*** Opening TEXT SHOWN ***
8. Anti-fibrotic effects of exercise training on menopausal hearts
A 10-week treadmill exercise training attenuated ovariectomyinduced minor cardiac fibrosis [30]. An 8-week exercise training in female Wistar rats after ovariectomy for 2 months increased cardiac ovariectomy-suppressed miR-29 expression level as well as prevented ovariectomy-induced cardiac fibrosis through miR-29 and IGF- 1 pathways [49]. However, the detailed anti-fibrotic pathways of exercise training on menopausal heart is still unclear.
Exercise training combined 17β-estradiol was reported to prevent from ovariectomy-induced abnormal myocardial enlarged interstitial space and attenuate ovariectomy-induced cardiac fibrosis [45].
In ovariectomized hypertensive rats, exercise training attenuated cardiovascular adverse remodeling by reducing interstitial myocardial fibrosis [50]. Exercise training did decrease hypertension-induced cardiac angiotensin II type I receptor expression but did not reverse ovariectomy-decreased ERα and ERβ expression in hypertensive rats [35]. Exercise training appeared to suppress hypertensive ovariectomized hearts-induced fibrotic pathways, with evidence of attenuates in TGF-β, p-Smad2/3, CTGF, tPA, MMP9 and Collagen I, when compared with the sedentary hypertensive ovariectomy [35]. Actually, exercise training did not reverse ovariectomy-decreased ERα and ERβ expression in hypertensive rats [35]. Exercise training appeared to prevent hypertensive ovariectomized hearts-induced TGF-β/CTGF-mediated fibrotic pathways partially through decreasing angiotensin II type I receptor, but not through estrogen receptors [35].
*** Closing TEXT SHOWN ***
*** Opening RECORDS ***
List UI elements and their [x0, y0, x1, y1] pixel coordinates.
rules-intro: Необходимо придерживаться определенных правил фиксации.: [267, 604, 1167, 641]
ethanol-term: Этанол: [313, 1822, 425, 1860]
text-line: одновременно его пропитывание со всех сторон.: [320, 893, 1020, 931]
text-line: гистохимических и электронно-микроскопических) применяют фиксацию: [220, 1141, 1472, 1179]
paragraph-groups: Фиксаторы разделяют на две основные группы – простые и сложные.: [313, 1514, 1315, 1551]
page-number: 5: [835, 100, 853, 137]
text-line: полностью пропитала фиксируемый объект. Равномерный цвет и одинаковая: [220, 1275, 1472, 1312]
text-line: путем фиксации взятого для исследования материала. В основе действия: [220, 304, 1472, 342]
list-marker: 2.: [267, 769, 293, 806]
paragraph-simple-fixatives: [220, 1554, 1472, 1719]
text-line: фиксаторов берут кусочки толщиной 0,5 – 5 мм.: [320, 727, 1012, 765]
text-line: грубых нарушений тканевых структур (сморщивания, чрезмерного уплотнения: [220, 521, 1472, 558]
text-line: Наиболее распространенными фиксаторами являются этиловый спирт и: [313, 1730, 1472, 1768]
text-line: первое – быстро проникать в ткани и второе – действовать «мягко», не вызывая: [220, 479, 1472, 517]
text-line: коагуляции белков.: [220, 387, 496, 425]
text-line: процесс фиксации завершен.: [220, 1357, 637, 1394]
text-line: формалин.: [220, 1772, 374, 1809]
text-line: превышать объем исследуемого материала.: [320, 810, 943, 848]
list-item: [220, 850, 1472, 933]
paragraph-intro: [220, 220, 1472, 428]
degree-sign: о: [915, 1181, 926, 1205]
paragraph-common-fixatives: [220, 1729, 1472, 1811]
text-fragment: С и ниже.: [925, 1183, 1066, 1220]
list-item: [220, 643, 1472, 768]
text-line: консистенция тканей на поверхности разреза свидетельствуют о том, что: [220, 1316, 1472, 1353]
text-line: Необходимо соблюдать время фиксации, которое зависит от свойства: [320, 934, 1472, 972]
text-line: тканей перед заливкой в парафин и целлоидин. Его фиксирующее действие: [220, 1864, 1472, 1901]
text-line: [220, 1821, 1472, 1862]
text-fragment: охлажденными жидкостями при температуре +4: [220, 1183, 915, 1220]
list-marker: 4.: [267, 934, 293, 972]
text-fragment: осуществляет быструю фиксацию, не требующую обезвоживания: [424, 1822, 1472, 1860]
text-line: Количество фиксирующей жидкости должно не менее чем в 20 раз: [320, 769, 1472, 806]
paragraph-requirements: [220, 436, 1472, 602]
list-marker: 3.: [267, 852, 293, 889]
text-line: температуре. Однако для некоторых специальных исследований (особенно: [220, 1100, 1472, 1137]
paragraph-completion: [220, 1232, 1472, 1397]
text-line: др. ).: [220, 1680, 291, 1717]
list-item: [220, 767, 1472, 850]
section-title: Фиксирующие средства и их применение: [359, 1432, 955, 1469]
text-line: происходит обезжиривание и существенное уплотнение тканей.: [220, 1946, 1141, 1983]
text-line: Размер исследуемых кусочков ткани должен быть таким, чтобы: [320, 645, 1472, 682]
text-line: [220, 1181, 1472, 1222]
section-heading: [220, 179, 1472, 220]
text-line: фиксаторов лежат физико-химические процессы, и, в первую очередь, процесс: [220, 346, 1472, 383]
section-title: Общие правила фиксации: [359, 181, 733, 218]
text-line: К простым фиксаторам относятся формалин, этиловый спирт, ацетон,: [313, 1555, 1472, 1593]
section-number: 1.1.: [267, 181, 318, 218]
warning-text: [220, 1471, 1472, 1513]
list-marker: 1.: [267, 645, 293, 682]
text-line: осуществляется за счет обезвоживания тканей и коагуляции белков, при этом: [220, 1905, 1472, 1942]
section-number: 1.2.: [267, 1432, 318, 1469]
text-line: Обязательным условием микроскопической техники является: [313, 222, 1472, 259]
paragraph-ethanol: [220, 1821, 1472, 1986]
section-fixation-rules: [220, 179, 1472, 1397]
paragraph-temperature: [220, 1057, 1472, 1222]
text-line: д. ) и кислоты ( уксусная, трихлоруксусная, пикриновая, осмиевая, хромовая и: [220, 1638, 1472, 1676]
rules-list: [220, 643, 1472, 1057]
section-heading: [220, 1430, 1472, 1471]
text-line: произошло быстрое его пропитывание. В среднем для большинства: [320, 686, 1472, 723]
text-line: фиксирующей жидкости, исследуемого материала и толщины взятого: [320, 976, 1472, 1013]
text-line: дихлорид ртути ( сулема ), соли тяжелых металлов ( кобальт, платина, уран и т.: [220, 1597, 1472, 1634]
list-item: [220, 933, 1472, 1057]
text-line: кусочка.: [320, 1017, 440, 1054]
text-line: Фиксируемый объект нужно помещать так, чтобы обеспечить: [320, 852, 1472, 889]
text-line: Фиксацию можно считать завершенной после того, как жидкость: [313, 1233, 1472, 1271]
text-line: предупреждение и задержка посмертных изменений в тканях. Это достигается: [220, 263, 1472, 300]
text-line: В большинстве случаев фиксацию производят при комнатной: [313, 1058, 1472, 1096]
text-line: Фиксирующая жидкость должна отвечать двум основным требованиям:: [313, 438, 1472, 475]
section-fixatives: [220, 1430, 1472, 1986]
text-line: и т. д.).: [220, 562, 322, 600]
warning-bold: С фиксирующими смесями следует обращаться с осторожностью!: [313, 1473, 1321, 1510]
*** Closing RECORDS ***
### EXERCISE REQUIREMENTS
Repeat the text on exercise training and cardiac fibrosis in full, word for word. The records have no connection to the text on exercise training and cardiac fibrosis.

### WRITTEN ANSWER
8. Anti-fibrotic effects of exercise training on menopausal hearts
A 10-week treadmill exercise training attenuated ovariectomyinduced minor cardiac fibrosis [30]. An 8-week exercise training in female Wistar rats after ovariectomy for 2 months increased cardiac ovariectomy-suppressed miR-29 expression level as well as prevented ovariectomy-induced cardiac fibrosis through miR-29 and IGF- 1 pathways [49]. However, the detailed anti-fibrotic pathways of exercise training on menopausal heart is still unclear.
Exercise training combined 17β-estradiol was reported to prevent from ovariectomy-induced abnormal myocardial enlarged interstitial space and attenuate ovariectomy-induced cardiac fibrosis [45].
In ovariectomized hypertensive rats, exercise training attenuated cardiovascular adverse remodeling by reducing interstitial myocardial fibrosis [50]. Exercise training did decrease hypertension-induced cardiac angiotensin II type I receptor expression but did not reverse ovariectomy-decreased ERα and ERβ expression in hypertensive rats [35]. Exercise training appeared to suppress hypertensive ovariectomized hearts-induced fibrotic pathways, with evidence of attenuates in TGF-β, p-Smad2/3, CTGF, tPA, MMP9 and Collagen I, when compared with the sedentary hypertensive ovariectomy [35]. Actually, exercise training did not reverse ovariectomy-decreased ERα and ERβ expression in hypertensive rats [35]. Exercise training appeared to prevent hypertensive ovariectomized hearts-induced TGF-β/CTGF-mediated fibrotic pathways partially through decreasing angiotensin II type I receptor, but not through estrogen receptors [35].